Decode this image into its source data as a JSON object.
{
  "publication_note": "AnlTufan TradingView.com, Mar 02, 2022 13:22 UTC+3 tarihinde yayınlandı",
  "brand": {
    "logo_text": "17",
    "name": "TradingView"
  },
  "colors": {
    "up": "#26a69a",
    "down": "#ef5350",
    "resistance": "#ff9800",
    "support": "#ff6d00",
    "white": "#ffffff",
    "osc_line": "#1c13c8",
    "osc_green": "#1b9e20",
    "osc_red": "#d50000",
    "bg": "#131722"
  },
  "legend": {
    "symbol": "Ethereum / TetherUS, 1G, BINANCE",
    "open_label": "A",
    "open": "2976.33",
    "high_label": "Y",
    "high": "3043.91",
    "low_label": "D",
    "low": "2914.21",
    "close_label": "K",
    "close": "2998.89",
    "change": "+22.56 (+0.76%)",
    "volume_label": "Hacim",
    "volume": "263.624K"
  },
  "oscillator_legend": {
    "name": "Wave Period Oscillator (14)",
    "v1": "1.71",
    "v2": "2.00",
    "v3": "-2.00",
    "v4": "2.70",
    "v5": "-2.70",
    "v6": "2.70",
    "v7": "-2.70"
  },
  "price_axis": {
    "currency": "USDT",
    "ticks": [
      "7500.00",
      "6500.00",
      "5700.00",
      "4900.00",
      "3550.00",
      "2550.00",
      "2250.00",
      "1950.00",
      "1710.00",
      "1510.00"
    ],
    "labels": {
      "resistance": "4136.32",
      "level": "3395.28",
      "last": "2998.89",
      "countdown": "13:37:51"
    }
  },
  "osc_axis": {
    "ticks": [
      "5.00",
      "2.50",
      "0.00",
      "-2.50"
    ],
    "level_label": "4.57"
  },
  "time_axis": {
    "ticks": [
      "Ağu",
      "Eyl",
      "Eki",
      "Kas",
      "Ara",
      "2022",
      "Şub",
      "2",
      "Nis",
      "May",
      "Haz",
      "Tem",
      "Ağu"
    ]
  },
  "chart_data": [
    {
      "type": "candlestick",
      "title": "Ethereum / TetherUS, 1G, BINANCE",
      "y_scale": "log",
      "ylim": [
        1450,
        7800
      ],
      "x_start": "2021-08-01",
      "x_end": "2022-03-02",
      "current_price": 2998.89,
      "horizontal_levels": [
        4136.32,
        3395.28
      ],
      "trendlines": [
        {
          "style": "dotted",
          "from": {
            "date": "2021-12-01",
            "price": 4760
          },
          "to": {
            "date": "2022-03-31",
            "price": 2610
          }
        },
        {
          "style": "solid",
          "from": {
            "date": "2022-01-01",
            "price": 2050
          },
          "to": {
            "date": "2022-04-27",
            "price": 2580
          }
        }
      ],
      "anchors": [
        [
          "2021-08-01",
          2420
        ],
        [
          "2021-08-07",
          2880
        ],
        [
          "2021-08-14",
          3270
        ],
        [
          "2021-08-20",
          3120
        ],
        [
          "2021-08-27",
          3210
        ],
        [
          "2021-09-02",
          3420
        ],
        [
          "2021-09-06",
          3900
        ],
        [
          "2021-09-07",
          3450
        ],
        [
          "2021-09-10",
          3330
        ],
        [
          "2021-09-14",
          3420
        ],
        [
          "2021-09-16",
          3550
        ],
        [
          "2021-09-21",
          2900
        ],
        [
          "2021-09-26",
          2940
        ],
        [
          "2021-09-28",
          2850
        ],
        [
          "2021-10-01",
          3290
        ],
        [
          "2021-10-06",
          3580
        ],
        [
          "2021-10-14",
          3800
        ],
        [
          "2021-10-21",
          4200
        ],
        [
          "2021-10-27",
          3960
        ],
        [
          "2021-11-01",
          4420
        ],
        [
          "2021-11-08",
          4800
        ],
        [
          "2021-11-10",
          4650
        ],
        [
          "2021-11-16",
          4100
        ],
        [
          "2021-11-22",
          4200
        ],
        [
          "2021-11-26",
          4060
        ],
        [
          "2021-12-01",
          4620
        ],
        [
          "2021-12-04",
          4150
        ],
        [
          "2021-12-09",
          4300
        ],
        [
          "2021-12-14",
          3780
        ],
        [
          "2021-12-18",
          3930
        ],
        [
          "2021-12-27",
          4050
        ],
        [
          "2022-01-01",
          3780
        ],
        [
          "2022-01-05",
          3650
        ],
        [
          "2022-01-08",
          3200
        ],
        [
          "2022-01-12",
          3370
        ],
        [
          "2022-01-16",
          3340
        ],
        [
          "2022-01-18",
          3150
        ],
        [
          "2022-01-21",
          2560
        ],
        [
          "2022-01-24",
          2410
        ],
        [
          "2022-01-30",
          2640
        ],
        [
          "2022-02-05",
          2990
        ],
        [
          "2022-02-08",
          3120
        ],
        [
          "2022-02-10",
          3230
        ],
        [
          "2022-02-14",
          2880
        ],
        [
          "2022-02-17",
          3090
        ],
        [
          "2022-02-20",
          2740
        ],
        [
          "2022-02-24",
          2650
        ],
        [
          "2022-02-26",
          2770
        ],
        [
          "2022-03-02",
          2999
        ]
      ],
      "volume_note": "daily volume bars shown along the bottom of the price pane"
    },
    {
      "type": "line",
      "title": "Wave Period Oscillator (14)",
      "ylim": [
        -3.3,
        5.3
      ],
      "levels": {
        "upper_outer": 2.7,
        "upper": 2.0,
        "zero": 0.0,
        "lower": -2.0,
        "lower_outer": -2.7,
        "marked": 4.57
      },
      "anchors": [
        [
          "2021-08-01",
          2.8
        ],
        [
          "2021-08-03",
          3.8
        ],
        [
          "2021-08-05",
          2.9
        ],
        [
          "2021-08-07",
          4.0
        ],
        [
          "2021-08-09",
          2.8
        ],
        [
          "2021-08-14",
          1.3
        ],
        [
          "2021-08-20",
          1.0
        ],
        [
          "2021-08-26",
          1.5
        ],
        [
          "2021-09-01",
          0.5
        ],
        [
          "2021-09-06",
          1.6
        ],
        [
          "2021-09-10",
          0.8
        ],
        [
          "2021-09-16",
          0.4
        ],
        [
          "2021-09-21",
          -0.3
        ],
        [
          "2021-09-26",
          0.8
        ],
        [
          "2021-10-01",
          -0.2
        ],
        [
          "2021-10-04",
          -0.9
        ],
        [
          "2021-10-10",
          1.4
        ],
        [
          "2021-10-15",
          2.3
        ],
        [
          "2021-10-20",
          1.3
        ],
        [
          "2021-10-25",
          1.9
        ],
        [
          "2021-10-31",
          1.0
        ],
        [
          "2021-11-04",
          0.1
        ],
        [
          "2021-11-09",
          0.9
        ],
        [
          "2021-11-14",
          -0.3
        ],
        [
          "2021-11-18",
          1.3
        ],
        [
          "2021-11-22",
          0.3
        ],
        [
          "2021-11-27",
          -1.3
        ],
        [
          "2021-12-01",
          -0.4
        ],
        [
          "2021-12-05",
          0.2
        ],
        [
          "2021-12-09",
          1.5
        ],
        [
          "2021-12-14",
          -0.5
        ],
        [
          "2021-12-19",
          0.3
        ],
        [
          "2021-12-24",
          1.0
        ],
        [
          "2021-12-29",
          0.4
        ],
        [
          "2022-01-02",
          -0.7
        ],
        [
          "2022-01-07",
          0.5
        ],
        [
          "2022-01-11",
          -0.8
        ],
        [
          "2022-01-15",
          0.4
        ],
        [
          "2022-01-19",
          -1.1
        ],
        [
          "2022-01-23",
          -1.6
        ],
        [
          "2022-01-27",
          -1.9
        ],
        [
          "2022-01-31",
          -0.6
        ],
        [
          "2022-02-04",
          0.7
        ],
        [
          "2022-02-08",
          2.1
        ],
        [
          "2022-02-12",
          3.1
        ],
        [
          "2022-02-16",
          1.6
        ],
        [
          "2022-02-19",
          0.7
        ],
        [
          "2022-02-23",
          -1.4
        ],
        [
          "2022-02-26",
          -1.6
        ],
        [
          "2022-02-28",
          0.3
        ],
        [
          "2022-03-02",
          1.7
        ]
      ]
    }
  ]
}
· · ·
_Task directions_. From the records, copy every line that has the string "Ethereum" in it.

_Task result_.
    "symbol": "Ethereum / TetherUS, 1G, BINANCE",
      "title": "Ethereum / TetherUS, 1G, BINANCE",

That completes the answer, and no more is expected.